Output all the data exactly. Pictures do not belong in the copy.

··· Data supplied

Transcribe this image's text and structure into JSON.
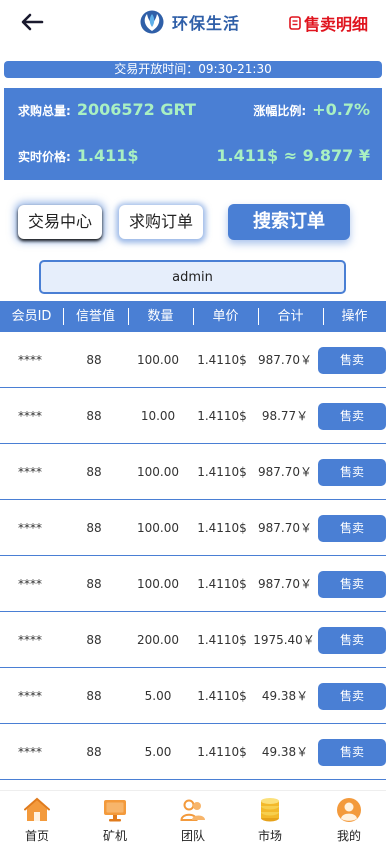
{
  "header": {
    "title": "环保生活",
    "detail_label": "售卖明细"
  },
  "banner": {
    "open_time": "交易开放时间：09:30-21:30"
  },
  "stats": {
    "total_label": "求购总量:",
    "total_value": "2006572 GRT",
    "change_label": "涨幅比例:",
    "change_value": "+0.7%",
    "price_label": "实时价格:",
    "price_value": "1.411$",
    "conversion": "1.411$ ≈ 9.877 ¥"
  },
  "actions": {
    "trade_center": "交易中心",
    "buy_orders": "求购订单",
    "search_orders": "搜索订单"
  },
  "search": {
    "value": "admin"
  },
  "table": {
    "headers": [
      "会员ID",
      "信誉值",
      "数量",
      "单价",
      "合计",
      "操作"
    ],
    "sell_label": "售卖",
    "rows": [
      {
        "member_id": "****",
        "credit": "88",
        "quantity": "100.00",
        "unit_price": "1.4110$",
        "total": "987.70￥"
      },
      {
        "member_id": "****",
        "credit": "88",
        "quantity": "10.00",
        "unit_price": "1.4110$",
        "total": "98.77￥"
      },
      {
        "member_id": "****",
        "credit": "88",
        "quantity": "100.00",
        "unit_price": "1.4110$",
        "total": "987.70￥"
      },
      {
        "member_id": "****",
        "credit": "88",
        "quantity": "100.00",
        "unit_price": "1.4110$",
        "total": "987.70￥"
      },
      {
        "member_id": "****",
        "credit": "88",
        "quantity": "100.00",
        "unit_price": "1.4110$",
        "total": "987.70￥"
      },
      {
        "member_id": "****",
        "credit": "88",
        "quantity": "200.00",
        "unit_price": "1.4110$",
        "total": "1975.40￥"
      },
      {
        "member_id": "****",
        "credit": "88",
        "quantity": "5.00",
        "unit_price": "1.4110$",
        "total": "49.38￥"
      },
      {
        "member_id": "****",
        "credit": "88",
        "quantity": "5.00",
        "unit_price": "1.4110$",
        "total": "49.38￥"
      }
    ]
  },
  "tabbar": {
    "items": [
      {
        "label": "首页",
        "icon": "home-icon"
      },
      {
        "label": "矿机",
        "icon": "monitor-icon"
      },
      {
        "label": "团队",
        "icon": "team-icon"
      },
      {
        "label": "市场",
        "icon": "coins-icon"
      },
      {
        "label": "我的",
        "icon": "profile-icon"
      }
    ]
  },
  "colors": {
    "primary": "#4a7fd4",
    "accent_green": "#a9f0c2",
    "detail_red": "#e0141e",
    "tab_orange": "#f39a3c"
  }
}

······

• [Full output]:
Transcribe this image's text and structure into JSON.
{
  "header": {
    "title": "环保生活",
    "detail_label": "售卖明细"
  },
  "banner": {
    "open_time": "交易开放时间：09:30-21:30"
  },
  "stats": {
    "total_label": "求购总量:",
    "total_value": "2006572 GRT",
    "change_label": "涨幅比例:",
    "change_value": "+0.7%",
    "price_label": "实时价格:",
    "price_value": "1.411$",
    "conversion": "1.411$ ≈ 9.877 ¥"
  },
  "actions": {
    "trade_center": "交易中心",
    "buy_orders": "求购订单",
    "search_orders": "搜索订单"
  },
  "search": {
    "value": "admin"
  },
  "table": {
    "headers": [
      "会员ID",
      "信誉值",
      "数量",
      "单价",
      "合计",
      "操作"
    ],
    "sell_label": "售卖",
    "rows": [
      {
        "member_id": "****",
        "credit": "88",
        "quantity": "100.00",
        "unit_price": "1.4110$",
        "total": "987.70￥"
      },
      {
        "member_id": "****",
        "credit": "88",
        "quantity": "10.00",
        "unit_price": "1.4110$",
        "total": "98.77￥"
      },
      {
        "member_id": "****",
        "credit": "88",
        "quantity": "100.00",
        "unit_price": "1.4110$",
        "total": "987.70￥"
      },
      {
        "member_id": "****",
        "credit": "88",
        "quantity": "100.00",
        "unit_price": "1.4110$",
        "total": "987.70￥"
      },
      {
        "member_id": "****",
        "credit": "88",
        "quantity": "100.00",
        "unit_price": "1.4110$",
        "total": "987.70￥"
      },
      {
        "member_id": "****",
        "credit": "88",
        "quantity": "200.00",
        "unit_price": "1.4110$",
        "total": "1975.40￥"
      },
      {
        "member_id": "****",
        "credit": "88",
        "quantity": "5.00",
        "unit_price": "1.4110$",
        "total": "49.38￥"
      },
      {
        "member_id": "****",
        "credit": "88",
        "quantity": "5.00",
        "unit_price": "1.4110$",
        "total": "49.38￥"
      }
    ]
  },
  "tabbar": {
    "items": [
      {
        "label": "首页",
        "icon": "home-icon"
      },
      {
        "label": "矿机",
        "icon": "monitor-icon"
      },
      {
        "label": "团队",
        "icon": "team-icon"
      },
      {
        "label": "市场",
        "icon": "coins-icon"
      },
      {
        "label": "我的",
        "icon": "profile-icon"
      }
    ]
  },
  "colors": {
    "primary": "#4a7fd4",
    "accent_green": "#a9f0c2",
    "detail_red": "#e0141e",
    "tab_orange": "#f39a3c"
  }
}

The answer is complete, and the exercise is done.